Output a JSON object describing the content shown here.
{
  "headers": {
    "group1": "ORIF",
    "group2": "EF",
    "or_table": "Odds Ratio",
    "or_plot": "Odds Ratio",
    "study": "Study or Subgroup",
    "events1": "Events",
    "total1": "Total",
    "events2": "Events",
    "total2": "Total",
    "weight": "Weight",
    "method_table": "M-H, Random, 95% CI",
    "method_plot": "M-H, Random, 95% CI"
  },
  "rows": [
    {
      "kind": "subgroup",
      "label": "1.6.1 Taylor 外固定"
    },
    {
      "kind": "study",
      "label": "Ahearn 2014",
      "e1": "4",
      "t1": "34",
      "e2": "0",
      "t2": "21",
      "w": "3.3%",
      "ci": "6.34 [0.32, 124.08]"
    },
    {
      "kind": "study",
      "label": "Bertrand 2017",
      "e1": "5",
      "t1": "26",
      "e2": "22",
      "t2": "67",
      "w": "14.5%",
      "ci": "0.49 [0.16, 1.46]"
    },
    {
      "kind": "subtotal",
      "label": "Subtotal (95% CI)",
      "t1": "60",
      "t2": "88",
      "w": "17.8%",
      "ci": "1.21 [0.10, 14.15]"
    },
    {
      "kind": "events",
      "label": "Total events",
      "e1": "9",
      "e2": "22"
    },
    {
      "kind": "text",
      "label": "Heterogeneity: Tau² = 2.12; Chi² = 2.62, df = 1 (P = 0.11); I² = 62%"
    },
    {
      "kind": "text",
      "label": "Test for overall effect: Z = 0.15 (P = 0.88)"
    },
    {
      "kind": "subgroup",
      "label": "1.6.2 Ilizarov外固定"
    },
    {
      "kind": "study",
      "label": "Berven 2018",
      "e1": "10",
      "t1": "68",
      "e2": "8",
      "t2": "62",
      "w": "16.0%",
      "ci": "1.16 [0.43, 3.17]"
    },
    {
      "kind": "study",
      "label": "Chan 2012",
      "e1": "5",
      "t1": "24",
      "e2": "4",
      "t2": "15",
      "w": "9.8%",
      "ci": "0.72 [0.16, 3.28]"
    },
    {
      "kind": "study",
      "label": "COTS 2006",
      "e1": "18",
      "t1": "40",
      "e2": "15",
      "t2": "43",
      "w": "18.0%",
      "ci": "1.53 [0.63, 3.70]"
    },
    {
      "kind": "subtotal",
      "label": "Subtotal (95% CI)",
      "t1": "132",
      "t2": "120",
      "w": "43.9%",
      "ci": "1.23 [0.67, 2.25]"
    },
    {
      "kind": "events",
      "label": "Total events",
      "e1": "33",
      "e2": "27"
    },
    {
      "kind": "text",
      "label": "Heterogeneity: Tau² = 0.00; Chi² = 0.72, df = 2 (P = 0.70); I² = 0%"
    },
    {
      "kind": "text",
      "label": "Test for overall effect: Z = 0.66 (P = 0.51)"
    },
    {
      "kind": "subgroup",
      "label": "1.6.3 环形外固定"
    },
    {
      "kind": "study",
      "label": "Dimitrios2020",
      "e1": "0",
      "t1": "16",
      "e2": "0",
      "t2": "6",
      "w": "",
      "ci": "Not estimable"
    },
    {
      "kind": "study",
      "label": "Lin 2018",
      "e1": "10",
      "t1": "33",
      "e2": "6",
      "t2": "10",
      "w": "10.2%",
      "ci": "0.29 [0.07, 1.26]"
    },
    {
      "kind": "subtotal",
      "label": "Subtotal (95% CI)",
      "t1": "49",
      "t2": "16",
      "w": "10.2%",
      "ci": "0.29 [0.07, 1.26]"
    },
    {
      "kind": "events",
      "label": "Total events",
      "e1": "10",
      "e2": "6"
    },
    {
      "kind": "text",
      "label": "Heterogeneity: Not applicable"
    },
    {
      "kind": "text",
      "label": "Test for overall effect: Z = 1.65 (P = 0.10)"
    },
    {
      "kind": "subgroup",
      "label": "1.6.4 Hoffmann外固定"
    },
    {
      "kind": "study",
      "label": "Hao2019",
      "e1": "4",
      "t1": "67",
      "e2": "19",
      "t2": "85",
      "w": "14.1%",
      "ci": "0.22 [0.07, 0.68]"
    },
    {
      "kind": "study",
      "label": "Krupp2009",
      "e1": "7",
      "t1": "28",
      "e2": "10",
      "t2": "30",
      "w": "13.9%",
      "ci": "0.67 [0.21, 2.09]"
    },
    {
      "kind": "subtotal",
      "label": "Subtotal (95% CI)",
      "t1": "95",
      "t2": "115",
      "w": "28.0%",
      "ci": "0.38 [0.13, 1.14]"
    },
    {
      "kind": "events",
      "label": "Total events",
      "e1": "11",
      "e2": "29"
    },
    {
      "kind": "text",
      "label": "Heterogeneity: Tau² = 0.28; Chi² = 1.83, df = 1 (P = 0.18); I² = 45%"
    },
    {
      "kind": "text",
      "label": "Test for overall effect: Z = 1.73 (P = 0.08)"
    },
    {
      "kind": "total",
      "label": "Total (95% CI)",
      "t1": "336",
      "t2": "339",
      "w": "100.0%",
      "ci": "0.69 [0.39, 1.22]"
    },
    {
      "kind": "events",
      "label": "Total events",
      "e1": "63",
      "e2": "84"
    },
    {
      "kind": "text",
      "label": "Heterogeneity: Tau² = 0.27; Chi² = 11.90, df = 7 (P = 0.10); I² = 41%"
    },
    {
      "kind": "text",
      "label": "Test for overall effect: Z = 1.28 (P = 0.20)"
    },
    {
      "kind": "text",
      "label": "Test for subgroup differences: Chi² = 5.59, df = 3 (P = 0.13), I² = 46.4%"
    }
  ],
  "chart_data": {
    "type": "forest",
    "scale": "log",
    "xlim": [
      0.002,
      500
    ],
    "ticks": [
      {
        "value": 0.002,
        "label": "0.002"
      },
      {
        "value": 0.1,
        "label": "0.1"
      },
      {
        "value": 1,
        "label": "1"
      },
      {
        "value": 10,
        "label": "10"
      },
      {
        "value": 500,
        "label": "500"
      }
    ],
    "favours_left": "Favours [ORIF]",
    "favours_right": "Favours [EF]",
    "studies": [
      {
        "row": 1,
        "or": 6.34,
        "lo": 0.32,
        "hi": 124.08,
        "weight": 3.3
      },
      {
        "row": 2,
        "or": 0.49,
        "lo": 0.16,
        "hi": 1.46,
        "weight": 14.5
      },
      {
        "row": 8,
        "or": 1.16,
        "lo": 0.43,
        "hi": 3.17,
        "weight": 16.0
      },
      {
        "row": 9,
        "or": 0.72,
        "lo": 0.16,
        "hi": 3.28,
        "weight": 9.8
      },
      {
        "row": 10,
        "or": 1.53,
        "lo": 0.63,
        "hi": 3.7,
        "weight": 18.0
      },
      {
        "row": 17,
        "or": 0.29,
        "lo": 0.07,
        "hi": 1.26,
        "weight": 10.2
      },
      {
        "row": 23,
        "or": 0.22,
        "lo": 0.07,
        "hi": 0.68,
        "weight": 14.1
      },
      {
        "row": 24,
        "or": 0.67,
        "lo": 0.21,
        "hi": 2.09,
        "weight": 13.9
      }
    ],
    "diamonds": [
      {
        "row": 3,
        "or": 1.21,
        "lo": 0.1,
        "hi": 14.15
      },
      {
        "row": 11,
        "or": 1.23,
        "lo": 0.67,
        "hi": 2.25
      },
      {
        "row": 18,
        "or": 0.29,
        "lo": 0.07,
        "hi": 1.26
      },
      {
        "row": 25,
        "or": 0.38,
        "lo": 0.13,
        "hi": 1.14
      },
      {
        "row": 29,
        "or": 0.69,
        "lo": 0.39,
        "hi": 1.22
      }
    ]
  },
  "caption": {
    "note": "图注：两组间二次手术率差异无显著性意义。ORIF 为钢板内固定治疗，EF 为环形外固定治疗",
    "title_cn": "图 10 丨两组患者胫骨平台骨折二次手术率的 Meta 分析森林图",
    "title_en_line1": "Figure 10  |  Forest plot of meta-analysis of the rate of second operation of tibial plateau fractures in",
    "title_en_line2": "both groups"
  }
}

━━━━

**SET EXERCISE**. Copy each line of the listing that includes "weight".

**SOLUTION BELOW**.
    "weight": "Weight",
        "weight": 3.3
        "weight": 14.5
        "weight": 16.0
        "weight": 9.8
        "weight": 18.0
        "weight": 10.2
        "weight": 14.1
        "weight": 13.9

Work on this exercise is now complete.